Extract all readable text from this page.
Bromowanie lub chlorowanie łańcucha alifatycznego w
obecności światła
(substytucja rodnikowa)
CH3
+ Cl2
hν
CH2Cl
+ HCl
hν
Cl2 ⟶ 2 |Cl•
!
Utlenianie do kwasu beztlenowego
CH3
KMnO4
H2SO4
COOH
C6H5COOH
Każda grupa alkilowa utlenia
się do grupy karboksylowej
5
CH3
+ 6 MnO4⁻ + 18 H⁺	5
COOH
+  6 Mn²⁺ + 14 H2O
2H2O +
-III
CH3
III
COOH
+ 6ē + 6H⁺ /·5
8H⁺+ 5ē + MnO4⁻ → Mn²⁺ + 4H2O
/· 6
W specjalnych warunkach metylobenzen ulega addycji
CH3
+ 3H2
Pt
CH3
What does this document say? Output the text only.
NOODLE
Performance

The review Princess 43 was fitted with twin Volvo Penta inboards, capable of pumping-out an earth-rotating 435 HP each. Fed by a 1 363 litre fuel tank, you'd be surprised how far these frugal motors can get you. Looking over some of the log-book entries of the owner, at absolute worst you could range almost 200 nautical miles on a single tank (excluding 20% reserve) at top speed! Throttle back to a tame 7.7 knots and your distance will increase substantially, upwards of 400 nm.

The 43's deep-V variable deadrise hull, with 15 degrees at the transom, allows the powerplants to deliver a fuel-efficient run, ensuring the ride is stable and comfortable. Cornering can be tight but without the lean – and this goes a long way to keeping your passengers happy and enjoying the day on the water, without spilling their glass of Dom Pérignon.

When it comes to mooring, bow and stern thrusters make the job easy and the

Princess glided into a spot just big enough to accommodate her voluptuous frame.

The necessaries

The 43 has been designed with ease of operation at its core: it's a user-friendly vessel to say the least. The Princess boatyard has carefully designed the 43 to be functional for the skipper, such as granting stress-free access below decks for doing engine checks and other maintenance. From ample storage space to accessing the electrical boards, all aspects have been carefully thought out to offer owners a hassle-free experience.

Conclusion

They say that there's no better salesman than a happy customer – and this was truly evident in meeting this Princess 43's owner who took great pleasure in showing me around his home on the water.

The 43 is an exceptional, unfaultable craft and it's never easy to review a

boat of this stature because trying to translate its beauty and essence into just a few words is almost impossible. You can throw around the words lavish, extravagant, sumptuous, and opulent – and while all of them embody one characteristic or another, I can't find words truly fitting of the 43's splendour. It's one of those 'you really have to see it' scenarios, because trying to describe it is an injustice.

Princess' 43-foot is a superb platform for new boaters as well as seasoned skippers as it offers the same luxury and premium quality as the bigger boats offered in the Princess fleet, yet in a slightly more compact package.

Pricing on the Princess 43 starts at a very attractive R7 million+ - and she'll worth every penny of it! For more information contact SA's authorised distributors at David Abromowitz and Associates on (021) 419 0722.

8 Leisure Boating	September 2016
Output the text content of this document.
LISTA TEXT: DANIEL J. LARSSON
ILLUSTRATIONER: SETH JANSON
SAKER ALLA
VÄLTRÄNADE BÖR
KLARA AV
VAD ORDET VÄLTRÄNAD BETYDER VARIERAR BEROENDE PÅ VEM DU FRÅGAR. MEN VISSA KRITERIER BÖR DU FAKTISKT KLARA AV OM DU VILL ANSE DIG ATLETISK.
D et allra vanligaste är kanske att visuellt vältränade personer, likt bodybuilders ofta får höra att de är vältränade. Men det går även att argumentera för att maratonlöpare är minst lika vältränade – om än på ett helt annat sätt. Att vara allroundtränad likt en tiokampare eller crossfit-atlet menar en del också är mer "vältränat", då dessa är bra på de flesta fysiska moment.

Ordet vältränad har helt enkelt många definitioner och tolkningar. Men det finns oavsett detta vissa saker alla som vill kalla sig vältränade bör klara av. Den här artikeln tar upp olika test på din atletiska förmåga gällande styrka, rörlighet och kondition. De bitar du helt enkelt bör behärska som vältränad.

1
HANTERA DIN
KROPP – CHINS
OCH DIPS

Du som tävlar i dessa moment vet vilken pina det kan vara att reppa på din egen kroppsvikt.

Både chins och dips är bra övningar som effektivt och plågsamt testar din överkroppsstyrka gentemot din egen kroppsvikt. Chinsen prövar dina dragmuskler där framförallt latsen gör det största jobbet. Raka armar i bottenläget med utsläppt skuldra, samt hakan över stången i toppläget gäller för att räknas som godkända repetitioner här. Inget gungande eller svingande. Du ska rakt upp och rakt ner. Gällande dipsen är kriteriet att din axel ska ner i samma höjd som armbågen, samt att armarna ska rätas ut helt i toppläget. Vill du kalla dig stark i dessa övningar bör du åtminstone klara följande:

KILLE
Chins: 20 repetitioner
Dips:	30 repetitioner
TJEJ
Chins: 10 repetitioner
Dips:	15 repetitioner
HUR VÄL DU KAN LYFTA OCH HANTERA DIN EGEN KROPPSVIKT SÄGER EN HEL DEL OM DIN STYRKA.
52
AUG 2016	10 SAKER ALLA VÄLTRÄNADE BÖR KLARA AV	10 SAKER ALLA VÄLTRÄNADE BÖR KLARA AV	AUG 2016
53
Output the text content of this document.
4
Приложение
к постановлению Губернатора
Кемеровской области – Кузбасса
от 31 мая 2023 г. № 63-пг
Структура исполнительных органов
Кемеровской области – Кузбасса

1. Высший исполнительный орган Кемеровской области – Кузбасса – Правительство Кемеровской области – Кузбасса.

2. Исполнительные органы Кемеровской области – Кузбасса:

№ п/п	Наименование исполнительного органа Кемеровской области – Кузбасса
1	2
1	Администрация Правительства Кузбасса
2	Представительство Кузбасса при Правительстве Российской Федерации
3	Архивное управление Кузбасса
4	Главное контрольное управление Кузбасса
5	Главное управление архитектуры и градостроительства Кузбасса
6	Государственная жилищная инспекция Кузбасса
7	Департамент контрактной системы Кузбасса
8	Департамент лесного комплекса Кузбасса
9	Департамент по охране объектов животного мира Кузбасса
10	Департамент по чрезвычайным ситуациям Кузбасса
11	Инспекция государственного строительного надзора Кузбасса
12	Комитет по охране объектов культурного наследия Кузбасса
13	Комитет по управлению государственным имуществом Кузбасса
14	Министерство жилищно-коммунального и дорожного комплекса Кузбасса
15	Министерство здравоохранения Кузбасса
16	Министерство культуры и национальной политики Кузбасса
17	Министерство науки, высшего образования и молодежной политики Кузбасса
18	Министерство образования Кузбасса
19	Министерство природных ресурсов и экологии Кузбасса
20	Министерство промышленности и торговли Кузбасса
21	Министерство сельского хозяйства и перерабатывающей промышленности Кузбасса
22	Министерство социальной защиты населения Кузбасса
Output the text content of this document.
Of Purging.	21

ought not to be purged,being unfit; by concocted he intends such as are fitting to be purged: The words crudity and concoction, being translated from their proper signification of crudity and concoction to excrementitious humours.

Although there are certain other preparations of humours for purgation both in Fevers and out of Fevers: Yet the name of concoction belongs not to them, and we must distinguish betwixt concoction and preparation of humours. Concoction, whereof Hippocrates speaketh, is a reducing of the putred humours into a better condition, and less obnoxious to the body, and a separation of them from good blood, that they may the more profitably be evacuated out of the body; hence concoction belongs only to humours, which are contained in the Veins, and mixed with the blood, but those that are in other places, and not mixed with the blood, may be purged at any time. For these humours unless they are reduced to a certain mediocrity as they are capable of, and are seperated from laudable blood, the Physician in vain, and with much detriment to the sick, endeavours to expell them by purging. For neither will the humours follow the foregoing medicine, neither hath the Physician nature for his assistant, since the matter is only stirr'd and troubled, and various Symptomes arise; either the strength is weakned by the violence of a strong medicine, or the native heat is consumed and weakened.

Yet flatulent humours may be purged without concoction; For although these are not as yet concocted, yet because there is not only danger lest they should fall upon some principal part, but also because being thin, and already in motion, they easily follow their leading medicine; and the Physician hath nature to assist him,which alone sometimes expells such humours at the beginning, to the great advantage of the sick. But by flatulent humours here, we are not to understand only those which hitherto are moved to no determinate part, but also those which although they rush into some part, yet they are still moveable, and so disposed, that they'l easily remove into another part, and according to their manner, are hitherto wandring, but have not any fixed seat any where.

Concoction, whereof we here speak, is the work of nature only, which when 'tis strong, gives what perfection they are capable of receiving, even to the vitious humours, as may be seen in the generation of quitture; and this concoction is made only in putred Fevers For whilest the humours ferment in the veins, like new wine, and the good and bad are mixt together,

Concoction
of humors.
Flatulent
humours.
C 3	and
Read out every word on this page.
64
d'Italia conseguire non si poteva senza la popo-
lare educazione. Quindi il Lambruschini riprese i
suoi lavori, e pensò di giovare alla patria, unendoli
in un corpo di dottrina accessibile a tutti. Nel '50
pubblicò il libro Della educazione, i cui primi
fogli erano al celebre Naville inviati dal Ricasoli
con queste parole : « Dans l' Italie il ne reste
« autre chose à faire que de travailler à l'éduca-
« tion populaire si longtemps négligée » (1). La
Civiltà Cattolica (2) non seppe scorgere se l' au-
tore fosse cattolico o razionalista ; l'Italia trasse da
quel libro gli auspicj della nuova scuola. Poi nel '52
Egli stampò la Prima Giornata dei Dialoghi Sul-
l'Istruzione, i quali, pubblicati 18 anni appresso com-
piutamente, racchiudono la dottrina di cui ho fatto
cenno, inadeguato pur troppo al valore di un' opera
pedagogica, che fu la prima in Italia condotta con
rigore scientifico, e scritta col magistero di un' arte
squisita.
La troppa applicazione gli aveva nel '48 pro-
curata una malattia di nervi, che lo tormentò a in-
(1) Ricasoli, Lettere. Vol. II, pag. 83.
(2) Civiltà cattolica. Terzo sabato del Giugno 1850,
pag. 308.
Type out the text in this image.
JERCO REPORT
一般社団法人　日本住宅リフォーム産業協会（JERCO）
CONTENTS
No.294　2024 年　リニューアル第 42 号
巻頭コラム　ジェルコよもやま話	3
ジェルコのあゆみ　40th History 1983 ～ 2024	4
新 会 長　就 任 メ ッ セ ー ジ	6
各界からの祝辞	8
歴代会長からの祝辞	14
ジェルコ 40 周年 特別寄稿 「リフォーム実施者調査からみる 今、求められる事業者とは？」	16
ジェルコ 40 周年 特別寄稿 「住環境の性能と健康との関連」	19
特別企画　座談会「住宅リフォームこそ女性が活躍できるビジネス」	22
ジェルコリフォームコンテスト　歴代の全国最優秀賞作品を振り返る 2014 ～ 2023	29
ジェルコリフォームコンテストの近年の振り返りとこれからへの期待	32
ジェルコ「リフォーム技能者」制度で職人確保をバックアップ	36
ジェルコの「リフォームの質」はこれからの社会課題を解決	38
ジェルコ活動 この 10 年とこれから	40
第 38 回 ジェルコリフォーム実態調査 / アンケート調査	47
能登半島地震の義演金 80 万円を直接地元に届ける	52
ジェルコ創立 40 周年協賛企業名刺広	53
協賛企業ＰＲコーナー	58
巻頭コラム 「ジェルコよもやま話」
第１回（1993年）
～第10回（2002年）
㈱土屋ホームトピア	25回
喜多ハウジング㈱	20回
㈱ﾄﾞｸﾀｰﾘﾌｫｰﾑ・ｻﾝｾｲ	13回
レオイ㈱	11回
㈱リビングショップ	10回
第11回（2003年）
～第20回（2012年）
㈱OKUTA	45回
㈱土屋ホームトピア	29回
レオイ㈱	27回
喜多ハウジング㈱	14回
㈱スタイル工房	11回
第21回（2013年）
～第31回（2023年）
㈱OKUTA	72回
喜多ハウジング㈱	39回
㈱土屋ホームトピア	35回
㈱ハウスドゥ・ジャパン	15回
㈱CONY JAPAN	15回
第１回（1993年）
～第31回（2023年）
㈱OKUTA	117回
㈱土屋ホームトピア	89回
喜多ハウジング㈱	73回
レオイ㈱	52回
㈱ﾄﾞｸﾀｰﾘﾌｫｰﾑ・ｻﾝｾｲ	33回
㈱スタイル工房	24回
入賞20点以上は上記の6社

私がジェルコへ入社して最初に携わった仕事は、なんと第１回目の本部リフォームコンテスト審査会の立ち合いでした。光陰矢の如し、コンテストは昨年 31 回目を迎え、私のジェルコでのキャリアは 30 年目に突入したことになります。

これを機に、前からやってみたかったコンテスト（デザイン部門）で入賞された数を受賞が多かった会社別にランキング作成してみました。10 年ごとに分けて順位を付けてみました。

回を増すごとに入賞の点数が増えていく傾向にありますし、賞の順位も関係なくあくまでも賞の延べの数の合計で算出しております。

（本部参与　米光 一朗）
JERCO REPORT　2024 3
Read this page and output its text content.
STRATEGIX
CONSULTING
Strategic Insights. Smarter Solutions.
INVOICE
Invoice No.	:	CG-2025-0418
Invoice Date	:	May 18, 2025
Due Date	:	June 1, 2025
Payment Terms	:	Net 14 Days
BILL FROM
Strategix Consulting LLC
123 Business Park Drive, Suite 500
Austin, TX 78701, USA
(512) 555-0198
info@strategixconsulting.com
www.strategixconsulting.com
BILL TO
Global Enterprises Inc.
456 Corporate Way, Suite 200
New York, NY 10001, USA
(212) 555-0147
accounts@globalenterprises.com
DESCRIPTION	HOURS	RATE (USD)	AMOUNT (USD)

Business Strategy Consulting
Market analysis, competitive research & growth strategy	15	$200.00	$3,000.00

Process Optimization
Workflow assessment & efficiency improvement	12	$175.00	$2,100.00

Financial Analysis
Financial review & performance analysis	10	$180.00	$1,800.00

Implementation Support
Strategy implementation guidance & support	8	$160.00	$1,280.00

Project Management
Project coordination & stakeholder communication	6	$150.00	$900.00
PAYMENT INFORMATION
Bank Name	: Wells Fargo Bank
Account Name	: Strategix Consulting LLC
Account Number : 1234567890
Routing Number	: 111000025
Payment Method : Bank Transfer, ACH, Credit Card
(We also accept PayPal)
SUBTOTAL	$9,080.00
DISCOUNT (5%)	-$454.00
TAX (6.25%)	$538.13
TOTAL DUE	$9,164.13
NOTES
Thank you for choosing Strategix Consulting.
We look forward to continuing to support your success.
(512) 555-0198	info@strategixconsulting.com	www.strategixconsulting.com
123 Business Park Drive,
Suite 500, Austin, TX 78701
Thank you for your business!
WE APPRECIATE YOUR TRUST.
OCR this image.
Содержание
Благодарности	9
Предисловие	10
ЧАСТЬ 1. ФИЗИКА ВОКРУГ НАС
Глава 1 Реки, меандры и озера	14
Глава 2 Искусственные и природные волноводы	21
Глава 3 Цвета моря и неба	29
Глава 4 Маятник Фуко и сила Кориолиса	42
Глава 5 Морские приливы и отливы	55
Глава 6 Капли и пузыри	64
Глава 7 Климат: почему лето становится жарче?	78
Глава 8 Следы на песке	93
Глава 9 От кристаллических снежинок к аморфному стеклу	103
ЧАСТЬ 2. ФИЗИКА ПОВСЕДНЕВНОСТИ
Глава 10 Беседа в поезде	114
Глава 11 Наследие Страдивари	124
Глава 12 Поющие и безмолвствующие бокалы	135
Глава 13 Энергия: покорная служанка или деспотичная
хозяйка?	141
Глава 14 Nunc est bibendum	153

------------------------------

▶ [Task details] Pull out each line containing the word "образования" and copy it.

▶ [Exercise response]
17	Министерство науки, высшего образования и молодежной политики Кузбасса
18	Министерство образования Кузбасса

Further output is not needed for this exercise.